* Problem description *
From the entries below, please gather each line containing the string "Familie".
+++ Supplied entries
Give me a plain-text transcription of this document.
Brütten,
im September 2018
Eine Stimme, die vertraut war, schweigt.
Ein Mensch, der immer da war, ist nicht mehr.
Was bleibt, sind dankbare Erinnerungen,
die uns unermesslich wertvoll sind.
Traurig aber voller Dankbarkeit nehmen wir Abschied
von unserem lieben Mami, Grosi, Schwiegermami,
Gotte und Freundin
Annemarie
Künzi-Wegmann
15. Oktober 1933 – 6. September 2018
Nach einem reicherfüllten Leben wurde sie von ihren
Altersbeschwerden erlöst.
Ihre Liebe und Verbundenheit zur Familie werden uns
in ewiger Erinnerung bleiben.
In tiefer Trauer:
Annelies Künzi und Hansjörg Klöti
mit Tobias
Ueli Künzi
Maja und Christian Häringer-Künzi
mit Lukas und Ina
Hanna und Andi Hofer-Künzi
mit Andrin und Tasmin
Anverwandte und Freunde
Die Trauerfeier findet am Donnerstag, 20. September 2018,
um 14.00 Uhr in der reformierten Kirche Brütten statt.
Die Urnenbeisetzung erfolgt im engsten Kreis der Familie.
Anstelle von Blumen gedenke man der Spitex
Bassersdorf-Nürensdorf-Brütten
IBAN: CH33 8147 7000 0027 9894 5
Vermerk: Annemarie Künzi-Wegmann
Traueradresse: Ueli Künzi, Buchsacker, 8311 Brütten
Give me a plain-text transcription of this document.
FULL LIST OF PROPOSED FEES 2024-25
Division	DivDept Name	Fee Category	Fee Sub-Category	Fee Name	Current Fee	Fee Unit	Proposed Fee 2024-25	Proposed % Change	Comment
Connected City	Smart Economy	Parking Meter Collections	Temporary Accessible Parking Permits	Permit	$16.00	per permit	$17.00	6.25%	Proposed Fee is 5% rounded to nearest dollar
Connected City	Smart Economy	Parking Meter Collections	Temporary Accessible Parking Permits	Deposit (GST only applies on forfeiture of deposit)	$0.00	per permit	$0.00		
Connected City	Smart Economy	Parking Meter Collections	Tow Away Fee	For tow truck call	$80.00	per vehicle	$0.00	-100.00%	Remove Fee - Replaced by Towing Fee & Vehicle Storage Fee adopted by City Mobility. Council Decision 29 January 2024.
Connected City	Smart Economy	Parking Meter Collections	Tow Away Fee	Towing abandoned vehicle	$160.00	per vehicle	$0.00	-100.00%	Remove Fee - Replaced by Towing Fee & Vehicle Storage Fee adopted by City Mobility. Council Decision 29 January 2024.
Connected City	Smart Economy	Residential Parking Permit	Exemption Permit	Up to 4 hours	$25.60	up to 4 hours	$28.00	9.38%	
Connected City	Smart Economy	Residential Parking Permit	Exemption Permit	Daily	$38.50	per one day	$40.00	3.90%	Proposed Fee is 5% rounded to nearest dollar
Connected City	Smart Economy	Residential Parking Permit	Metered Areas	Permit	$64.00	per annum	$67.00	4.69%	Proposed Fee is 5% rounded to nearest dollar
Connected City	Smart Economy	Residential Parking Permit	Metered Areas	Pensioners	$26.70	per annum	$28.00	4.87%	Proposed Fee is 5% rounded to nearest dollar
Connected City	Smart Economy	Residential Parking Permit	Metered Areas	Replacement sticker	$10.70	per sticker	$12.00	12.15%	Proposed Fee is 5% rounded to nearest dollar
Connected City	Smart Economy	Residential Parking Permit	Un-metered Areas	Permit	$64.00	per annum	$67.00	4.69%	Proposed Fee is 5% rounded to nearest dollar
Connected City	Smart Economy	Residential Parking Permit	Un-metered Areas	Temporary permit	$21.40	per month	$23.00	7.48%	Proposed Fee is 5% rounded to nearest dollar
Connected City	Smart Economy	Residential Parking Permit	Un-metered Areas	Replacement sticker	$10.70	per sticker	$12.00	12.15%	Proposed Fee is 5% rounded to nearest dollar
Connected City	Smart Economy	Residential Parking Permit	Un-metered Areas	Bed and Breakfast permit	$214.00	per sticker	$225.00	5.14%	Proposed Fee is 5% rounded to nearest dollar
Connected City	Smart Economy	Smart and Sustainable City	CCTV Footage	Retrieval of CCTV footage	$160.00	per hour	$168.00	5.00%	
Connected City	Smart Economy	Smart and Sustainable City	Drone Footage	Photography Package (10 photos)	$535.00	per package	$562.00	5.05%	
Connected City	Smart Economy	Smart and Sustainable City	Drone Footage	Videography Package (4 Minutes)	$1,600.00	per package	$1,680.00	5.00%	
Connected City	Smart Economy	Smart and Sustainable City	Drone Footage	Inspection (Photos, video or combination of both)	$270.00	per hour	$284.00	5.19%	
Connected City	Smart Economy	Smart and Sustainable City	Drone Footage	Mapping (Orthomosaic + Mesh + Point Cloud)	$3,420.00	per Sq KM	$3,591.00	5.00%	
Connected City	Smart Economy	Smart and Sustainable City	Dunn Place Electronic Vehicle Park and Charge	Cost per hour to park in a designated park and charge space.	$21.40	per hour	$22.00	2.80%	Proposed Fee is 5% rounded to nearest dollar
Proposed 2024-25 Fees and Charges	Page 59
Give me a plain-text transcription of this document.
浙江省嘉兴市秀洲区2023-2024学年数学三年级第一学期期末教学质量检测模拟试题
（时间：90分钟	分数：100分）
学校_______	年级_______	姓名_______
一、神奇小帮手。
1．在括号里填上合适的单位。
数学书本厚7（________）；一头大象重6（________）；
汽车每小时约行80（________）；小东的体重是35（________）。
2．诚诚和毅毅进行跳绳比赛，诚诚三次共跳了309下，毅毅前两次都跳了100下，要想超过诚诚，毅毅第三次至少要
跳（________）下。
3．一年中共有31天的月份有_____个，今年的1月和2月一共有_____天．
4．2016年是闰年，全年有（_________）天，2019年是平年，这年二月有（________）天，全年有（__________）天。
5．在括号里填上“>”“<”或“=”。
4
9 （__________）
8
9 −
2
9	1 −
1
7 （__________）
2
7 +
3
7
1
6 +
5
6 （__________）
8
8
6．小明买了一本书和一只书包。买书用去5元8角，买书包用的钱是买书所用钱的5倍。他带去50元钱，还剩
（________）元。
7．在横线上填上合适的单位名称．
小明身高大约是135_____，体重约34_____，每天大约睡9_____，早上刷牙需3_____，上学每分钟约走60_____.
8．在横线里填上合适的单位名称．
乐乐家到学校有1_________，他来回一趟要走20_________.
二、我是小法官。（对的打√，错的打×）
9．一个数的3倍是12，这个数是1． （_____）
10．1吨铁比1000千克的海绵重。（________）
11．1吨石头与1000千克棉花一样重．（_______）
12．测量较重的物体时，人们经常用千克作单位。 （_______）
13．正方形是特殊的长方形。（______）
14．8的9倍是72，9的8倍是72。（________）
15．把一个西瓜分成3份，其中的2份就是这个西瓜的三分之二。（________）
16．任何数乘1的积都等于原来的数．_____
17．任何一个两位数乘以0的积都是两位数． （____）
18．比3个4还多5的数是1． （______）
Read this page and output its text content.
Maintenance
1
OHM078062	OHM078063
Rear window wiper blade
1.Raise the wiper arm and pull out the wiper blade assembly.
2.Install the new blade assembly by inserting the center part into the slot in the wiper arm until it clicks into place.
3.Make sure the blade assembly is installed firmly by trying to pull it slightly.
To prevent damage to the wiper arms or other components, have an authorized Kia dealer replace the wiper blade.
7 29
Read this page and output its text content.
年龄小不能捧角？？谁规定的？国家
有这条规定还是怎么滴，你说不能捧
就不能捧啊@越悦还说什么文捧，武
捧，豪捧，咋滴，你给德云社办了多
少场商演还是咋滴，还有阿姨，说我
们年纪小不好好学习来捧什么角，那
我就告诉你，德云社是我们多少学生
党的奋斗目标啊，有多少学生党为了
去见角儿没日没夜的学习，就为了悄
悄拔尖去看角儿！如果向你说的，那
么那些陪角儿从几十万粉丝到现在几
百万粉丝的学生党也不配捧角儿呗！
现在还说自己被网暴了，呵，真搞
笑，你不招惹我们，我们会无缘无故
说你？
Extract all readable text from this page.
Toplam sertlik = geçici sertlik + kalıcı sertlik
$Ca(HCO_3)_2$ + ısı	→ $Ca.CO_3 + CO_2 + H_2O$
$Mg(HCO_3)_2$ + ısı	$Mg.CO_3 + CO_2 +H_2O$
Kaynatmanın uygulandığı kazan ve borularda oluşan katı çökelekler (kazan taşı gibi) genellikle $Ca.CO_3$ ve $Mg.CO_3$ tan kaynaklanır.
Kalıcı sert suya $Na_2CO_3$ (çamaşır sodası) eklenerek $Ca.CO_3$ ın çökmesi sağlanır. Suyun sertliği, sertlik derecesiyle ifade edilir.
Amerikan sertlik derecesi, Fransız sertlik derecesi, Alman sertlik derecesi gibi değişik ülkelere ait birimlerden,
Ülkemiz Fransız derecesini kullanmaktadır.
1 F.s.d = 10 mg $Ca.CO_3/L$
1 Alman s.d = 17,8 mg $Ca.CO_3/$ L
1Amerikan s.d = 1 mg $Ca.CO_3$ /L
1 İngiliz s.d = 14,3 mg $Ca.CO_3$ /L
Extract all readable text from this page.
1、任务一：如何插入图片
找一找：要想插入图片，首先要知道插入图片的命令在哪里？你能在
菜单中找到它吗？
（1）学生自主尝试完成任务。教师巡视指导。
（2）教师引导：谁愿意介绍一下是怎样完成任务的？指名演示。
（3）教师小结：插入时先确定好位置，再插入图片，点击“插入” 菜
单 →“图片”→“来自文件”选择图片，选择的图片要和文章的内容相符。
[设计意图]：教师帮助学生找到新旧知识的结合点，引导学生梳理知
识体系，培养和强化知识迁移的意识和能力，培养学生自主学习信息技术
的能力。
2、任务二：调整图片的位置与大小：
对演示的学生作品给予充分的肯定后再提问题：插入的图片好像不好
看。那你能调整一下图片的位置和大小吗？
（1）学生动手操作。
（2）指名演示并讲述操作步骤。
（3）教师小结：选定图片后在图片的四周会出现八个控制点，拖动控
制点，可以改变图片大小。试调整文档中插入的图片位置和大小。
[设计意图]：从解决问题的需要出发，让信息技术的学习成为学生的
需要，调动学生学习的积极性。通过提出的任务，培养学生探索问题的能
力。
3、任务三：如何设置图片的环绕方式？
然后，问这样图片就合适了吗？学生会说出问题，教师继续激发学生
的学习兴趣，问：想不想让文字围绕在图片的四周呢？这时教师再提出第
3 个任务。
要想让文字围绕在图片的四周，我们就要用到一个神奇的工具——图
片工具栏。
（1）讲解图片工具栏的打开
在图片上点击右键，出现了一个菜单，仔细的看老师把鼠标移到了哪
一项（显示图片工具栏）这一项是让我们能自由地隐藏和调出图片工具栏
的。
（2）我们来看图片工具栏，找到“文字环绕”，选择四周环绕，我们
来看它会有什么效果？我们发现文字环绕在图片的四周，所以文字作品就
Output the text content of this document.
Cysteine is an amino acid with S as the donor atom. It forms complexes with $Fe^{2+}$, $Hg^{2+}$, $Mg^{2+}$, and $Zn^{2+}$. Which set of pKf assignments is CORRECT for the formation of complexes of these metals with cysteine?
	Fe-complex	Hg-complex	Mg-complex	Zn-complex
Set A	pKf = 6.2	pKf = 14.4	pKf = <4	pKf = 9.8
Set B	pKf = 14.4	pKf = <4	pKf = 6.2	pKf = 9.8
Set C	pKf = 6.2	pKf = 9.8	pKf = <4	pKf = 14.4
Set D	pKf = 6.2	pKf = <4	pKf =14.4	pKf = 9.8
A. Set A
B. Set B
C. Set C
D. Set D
++++++
* Complete response *
Ihre Liebe und Verbundenheit zur Familie werden uns
Die Urnenbeisetzung erfolgt im engsten Kreis der Familie.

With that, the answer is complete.